- [Raw records]

════

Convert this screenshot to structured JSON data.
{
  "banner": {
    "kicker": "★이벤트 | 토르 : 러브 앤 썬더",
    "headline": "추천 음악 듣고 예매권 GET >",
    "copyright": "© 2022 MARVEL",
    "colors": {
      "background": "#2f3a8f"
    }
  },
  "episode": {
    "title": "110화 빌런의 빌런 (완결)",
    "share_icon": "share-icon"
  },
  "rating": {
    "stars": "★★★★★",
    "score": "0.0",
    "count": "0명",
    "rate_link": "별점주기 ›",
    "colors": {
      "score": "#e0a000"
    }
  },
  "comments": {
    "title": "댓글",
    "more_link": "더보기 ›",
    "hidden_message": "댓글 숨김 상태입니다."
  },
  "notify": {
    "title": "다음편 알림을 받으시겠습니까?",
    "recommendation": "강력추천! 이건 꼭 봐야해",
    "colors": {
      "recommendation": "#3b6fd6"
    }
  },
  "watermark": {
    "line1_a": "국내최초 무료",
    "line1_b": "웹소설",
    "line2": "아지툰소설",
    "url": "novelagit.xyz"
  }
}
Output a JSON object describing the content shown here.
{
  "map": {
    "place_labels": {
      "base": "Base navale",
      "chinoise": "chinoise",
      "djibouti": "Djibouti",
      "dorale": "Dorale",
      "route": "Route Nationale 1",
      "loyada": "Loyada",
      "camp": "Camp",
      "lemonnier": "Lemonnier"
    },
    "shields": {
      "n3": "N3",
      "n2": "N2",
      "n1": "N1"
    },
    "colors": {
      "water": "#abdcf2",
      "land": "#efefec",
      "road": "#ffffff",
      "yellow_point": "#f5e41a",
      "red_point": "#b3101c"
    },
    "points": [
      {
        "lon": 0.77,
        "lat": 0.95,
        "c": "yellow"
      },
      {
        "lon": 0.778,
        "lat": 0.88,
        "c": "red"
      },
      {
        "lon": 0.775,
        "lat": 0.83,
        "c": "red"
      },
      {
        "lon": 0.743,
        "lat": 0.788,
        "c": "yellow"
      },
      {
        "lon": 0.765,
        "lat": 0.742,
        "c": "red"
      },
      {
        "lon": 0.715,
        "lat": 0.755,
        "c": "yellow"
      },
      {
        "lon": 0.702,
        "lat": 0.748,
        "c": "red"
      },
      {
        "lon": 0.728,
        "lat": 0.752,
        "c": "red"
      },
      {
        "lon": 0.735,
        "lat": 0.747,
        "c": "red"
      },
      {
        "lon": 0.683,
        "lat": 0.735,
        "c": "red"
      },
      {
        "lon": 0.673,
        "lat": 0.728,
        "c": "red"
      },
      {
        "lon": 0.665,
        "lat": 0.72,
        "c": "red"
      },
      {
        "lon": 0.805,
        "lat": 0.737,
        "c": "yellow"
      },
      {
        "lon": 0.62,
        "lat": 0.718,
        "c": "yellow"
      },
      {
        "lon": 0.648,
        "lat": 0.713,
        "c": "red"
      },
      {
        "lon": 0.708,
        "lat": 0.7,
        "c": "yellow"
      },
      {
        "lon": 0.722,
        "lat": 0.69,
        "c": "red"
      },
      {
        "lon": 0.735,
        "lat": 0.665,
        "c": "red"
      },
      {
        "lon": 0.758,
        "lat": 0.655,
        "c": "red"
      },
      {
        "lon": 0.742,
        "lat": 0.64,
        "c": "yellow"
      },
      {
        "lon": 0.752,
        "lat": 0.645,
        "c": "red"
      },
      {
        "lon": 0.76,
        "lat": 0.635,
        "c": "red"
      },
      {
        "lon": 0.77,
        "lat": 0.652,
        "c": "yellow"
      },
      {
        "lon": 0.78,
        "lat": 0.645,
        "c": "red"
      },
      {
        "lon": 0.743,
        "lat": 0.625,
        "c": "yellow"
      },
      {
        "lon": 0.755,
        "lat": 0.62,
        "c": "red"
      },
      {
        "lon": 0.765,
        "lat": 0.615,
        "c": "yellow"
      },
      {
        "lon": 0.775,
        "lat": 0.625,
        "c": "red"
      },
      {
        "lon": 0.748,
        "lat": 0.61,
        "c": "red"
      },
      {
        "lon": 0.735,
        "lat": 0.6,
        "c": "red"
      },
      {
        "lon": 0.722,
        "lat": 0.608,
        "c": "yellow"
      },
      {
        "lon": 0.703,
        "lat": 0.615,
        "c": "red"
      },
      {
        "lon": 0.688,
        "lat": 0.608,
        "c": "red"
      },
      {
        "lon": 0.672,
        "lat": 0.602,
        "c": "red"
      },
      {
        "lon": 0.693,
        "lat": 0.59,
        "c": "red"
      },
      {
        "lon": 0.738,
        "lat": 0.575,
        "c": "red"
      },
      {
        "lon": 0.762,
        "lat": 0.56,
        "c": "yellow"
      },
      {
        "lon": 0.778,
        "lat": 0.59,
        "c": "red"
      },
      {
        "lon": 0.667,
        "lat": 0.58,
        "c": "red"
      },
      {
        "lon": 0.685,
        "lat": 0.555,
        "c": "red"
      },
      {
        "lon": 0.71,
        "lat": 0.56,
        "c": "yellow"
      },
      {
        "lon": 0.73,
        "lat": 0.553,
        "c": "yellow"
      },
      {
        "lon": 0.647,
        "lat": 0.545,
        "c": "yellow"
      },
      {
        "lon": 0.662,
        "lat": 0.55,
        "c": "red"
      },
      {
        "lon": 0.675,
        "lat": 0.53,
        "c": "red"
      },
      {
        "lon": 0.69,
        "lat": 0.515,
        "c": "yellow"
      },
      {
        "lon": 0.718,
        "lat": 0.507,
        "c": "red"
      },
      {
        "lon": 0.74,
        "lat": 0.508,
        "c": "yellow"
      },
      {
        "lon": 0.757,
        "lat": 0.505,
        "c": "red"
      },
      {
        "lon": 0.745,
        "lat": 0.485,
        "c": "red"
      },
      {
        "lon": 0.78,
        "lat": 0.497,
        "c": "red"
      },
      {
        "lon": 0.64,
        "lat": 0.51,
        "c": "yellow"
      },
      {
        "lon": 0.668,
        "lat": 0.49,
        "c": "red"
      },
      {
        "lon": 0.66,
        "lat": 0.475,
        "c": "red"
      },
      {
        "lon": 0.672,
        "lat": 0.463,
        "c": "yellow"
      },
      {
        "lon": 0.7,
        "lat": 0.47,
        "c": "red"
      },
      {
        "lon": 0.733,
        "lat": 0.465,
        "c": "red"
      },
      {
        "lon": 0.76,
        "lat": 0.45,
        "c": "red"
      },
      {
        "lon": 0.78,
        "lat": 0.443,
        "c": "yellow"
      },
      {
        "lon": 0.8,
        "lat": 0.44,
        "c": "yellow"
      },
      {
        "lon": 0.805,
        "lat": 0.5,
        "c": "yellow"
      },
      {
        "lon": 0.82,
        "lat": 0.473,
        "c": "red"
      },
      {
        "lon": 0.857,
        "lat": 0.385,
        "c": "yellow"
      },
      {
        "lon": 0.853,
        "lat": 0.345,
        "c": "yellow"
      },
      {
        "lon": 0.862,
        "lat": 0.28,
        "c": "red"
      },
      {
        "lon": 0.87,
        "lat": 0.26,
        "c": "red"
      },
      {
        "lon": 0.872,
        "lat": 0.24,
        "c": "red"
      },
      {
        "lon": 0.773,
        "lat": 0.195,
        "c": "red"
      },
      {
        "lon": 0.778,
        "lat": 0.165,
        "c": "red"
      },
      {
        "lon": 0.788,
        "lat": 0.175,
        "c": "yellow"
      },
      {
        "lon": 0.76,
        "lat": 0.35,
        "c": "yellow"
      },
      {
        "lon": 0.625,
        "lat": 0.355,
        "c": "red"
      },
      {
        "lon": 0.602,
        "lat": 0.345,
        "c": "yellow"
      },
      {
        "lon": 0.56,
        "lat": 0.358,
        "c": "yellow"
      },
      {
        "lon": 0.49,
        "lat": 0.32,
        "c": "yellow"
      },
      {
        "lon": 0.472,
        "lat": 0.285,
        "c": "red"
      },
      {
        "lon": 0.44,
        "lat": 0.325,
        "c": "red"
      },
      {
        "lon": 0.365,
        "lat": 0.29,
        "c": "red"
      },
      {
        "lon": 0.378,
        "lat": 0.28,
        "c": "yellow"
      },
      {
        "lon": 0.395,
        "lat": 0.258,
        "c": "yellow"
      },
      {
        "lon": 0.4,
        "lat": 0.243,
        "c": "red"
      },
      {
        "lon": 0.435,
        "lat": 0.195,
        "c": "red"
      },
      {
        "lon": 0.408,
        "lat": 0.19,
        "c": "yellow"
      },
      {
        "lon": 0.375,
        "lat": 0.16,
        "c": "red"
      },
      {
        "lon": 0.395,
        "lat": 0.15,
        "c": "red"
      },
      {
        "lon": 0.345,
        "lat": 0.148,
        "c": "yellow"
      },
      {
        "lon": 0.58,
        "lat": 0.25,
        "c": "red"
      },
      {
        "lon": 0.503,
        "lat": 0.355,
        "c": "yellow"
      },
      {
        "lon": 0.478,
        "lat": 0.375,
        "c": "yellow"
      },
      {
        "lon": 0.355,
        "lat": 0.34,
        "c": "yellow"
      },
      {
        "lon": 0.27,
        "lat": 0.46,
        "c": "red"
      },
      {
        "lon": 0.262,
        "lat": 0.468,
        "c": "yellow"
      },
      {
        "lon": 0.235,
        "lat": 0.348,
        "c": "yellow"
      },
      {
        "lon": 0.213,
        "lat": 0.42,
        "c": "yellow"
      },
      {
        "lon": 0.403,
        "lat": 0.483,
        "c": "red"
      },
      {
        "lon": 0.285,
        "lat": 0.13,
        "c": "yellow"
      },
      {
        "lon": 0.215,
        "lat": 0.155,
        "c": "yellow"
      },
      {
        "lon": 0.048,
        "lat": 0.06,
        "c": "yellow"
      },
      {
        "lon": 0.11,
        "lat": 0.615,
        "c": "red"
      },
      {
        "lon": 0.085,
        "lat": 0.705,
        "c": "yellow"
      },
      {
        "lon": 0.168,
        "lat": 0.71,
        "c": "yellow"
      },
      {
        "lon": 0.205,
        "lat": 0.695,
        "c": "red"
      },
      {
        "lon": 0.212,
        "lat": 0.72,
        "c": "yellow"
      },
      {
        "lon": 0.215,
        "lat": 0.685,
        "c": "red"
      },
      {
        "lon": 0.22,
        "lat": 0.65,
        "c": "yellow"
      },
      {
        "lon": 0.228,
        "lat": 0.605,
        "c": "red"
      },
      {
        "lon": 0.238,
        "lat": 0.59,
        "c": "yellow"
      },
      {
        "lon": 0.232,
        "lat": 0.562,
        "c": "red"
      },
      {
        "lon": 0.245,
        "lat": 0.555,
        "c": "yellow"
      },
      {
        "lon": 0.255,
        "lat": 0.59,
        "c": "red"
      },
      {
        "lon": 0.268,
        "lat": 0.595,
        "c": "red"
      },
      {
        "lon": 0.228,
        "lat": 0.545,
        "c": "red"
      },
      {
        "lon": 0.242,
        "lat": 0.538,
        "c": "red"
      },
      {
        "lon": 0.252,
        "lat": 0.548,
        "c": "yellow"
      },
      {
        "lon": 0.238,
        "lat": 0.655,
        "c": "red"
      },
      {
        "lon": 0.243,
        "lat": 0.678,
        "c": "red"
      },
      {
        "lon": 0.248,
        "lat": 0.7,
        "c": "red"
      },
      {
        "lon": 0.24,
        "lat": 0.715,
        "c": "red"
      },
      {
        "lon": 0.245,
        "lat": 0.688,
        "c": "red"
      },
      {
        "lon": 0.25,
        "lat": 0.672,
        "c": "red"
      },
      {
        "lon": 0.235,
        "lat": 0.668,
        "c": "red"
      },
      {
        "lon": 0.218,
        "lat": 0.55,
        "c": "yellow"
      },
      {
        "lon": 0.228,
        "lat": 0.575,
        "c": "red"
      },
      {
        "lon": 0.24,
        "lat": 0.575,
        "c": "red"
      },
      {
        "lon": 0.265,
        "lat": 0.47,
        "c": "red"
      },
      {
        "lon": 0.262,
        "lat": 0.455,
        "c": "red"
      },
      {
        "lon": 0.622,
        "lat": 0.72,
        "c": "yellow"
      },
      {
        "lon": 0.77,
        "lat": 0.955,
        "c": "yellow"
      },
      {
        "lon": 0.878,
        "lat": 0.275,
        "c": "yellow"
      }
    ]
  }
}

════

- [What to work on]
Pull every line containing "recommendation" out of the data above.

- [Exercise result]
    "recommendation": "강력추천! 이건 꼭 봐야해",
      "recommendation": "#3b6fd6"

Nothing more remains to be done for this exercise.